— start Extracted material —
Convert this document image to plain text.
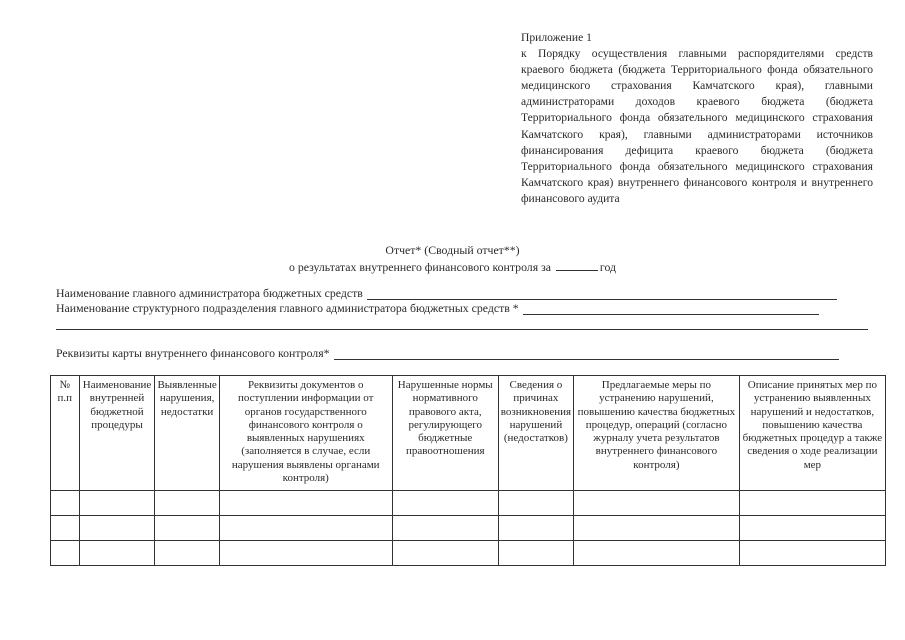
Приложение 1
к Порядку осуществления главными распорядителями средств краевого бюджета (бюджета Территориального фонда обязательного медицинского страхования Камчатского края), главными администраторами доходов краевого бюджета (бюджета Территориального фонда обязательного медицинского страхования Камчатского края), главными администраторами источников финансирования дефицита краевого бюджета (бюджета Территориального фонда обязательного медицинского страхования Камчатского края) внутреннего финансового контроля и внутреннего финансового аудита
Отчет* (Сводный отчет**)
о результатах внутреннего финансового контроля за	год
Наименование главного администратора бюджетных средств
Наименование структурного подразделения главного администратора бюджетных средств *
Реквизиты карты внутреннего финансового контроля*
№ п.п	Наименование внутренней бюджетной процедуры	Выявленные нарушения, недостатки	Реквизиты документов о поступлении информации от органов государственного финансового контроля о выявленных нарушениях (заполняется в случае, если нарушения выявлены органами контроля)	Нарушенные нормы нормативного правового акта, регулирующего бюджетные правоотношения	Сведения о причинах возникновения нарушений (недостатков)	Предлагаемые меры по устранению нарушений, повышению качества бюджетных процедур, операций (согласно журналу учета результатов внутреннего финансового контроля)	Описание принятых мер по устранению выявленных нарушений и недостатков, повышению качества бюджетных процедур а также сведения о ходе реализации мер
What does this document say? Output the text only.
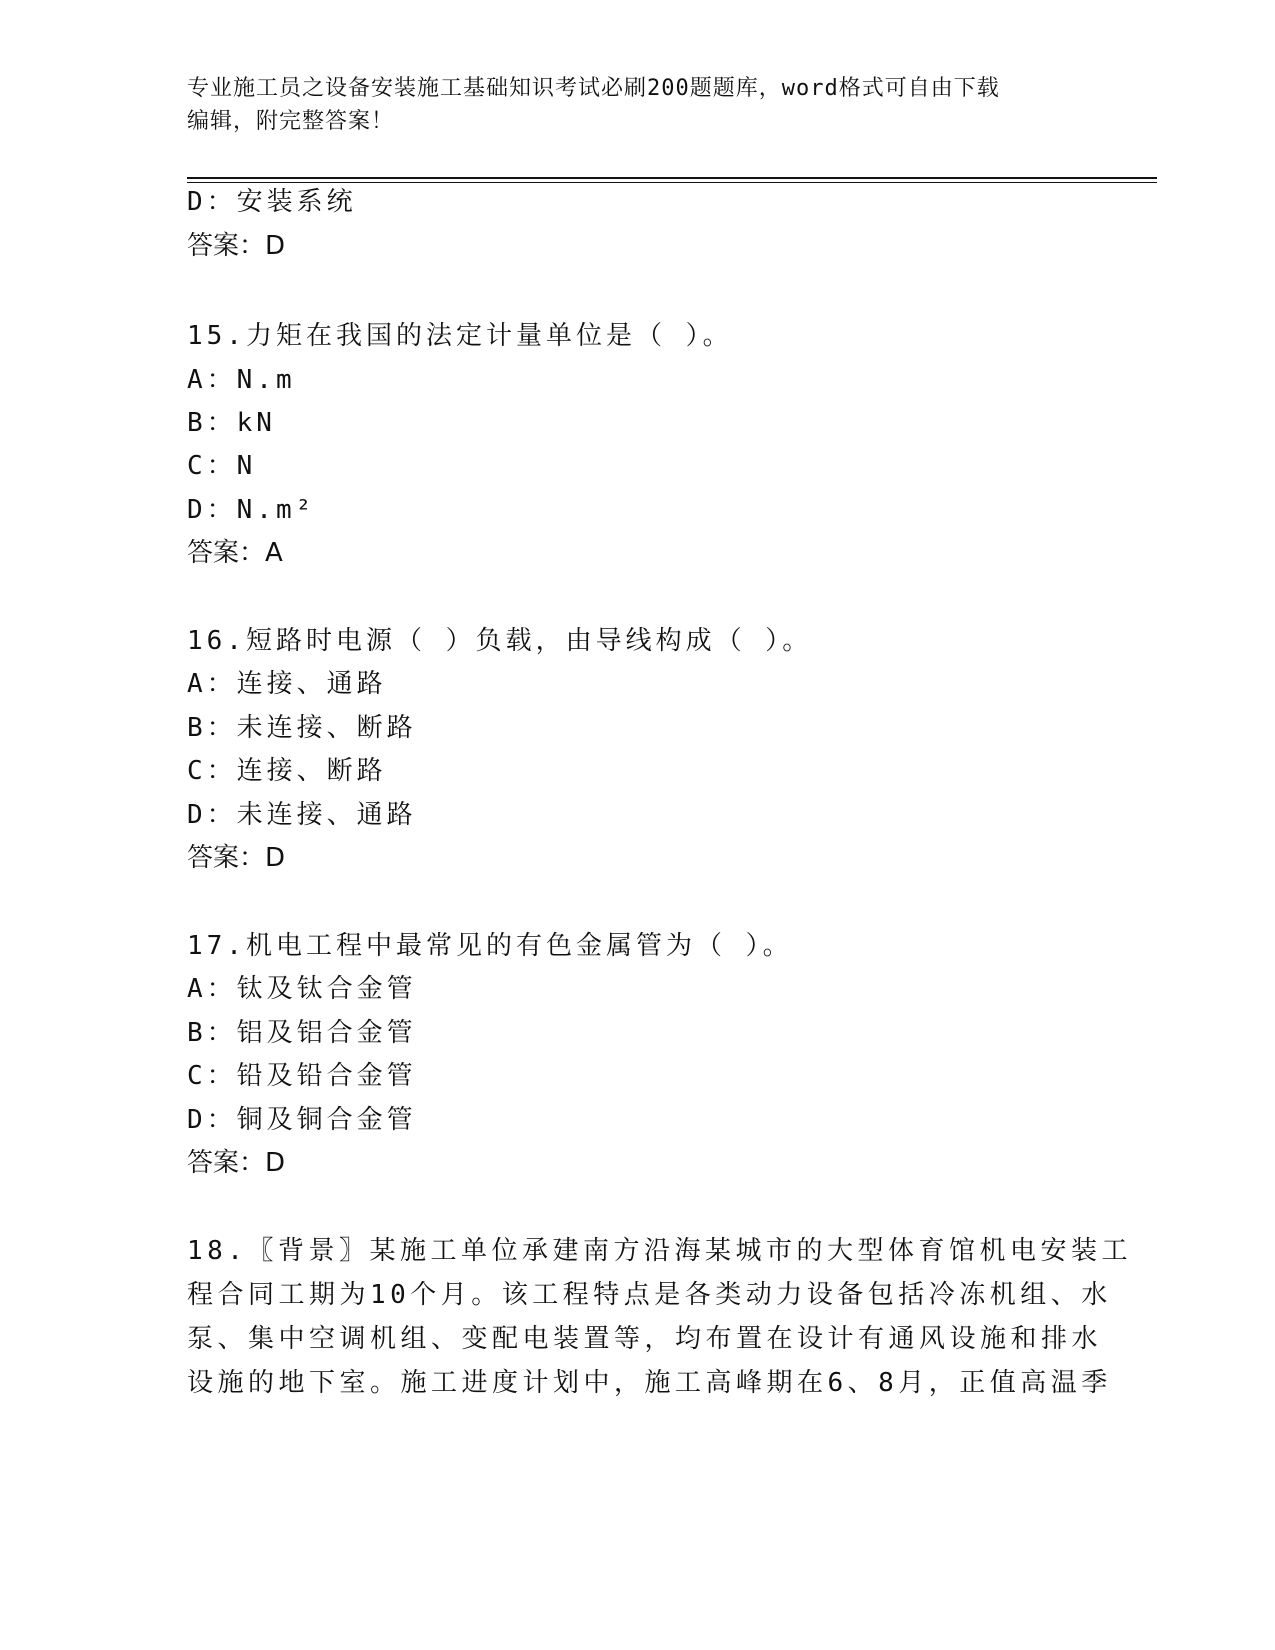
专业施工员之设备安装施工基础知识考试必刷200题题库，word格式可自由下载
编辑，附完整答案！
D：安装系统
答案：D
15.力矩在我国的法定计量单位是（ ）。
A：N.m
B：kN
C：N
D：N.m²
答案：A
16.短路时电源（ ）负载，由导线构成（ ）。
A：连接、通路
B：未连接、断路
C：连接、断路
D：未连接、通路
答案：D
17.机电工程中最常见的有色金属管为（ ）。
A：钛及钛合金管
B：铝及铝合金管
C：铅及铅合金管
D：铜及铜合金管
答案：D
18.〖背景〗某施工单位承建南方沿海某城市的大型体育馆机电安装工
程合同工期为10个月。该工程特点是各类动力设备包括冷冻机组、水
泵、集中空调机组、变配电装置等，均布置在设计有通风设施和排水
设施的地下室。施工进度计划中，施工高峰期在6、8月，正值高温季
— end Extracted material —
#### What you need to do:
Leaving aside the images, write out the entries above word for word.

#### The reply:
Convert this document image to plain text.
Приложение 1
к Порядку осуществления главными распорядителями средств краевого бюджета (бюджета Территориального фонда обязательного медицинского страхования Камчатского края), главными администраторами доходов краевого бюджета (бюджета Территориального фонда обязательного медицинского страхования Камчатского края), главными администраторами источников финансирования дефицита краевого бюджета (бюджета Территориального фонда обязательного медицинского страхования Камчатского края) внутреннего финансового контроля и внутреннего финансового аудита
Отчет* (Сводный отчет**)
о результатах внутреннего финансового контроля за	год
Наименование главного администратора бюджетных средств
Наименование структурного подразделения главного администратора бюджетных средств *
Реквизиты карты внутреннего финансового контроля*
№ п.п	Наименование внутренней бюджетной процедуры	Выявленные нарушения, недостатки	Реквизиты документов о поступлении информации от органов государственного финансового контроля о выявленных нарушениях (заполняется в случае, если нарушения выявлены органами контроля)	Нарушенные нормы нормативного правового акта, регулирующего бюджетные правоотношения	Сведения о причинах возникновения нарушений (недостатков)	Предлагаемые меры по устранению нарушений, повышению качества бюджетных процедур, операций (согласно журналу учета результатов внутреннего финансового контроля)	Описание принятых мер по устранению выявленных нарушений и недостатков, повышению качества бюджетных процедур а также сведения о ходе реализации мер
What does this document say? Output the text only.
专业施工员之设备安装施工基础知识考试必刷200题题库，word格式可自由下载
编辑，附完整答案！
D：安装系统
答案：D
15.力矩在我国的法定计量单位是（ ）。
A：N.m
B：kN
C：N
D：N.m²
答案：A
16.短路时电源（ ）负载，由导线构成（ ）。
A：连接、通路
B：未连接、断路
C：连接、断路
D：未连接、通路
答案：D
17.机电工程中最常见的有色金属管为（ ）。
A：钛及钛合金管
B：铝及铝合金管
C：铅及铅合金管
D：铜及铜合金管
答案：D
18.〖背景〗某施工单位承建南方沿海某城市的大型体育馆机电安装工
程合同工期为10个月。该工程特点是各类动力设备包括冷冻机组、水
泵、集中空调机组、变配电装置等，均布置在设计有通风设施和排水
设施的地下室。施工进度计划中，施工高峰期在6、8月，正值高温季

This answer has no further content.